— start DATASET RECORDS —

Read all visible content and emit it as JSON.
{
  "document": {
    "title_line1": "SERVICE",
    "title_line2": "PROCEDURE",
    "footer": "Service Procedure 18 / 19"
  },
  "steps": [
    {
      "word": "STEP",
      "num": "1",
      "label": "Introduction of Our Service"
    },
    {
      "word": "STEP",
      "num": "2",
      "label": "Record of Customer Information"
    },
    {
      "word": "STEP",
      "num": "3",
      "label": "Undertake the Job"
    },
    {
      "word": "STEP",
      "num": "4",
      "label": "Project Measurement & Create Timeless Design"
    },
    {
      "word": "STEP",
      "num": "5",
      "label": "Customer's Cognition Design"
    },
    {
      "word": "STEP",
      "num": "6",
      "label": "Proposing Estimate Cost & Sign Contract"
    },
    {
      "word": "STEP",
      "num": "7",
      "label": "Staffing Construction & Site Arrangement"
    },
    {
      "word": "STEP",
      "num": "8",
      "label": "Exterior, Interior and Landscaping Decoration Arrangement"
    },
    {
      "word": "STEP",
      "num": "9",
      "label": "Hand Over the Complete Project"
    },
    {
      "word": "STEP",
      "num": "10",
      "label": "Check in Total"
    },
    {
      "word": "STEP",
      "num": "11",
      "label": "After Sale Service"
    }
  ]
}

— end DATASET RECORDS —

Output the full listing without altering anything.

#### [THE COMPLETED TASK]
Read all visible content and emit it as JSON.
{
  "document": {
    "title_line1": "SERVICE",
    "title_line2": "PROCEDURE",
    "footer": "Service Procedure 18 / 19"
  },
  "steps": [
    {
      "word": "STEP",
      "num": "1",
      "label": "Introduction of Our Service"
    },
    {
      "word": "STEP",
      "num": "2",
      "label": "Record of Customer Information"
    },
    {
      "word": "STEP",
      "num": "3",
      "label": "Undertake the Job"
    },
    {
      "word": "STEP",
      "num": "4",
      "label": "Project Measurement & Create Timeless Design"
    },
    {
      "word": "STEP",
      "num": "5",
      "label": "Customer's Cognition Design"
    },
    {
      "word": "STEP",
      "num": "6",
      "label": "Proposing Estimate Cost & Sign Contract"
    },
    {
      "word": "STEP",
      "num": "7",
      "label": "Staffing Construction & Site Arrangement"
    },
    {
      "word": "STEP",
      "num": "8",
      "label": "Exterior, Interior and Landscaping Decoration Arrangement"
    },
    {
      "word": "STEP",
      "num": "9",
      "label": "Hand Over the Complete Project"
    },
    {
      "word": "STEP",
      "num": "10",
      "label": "Check in Total"
    },
    {
      "word": "STEP",
      "num": "11",
      "label": "After Sale Service"
    }
  ]
}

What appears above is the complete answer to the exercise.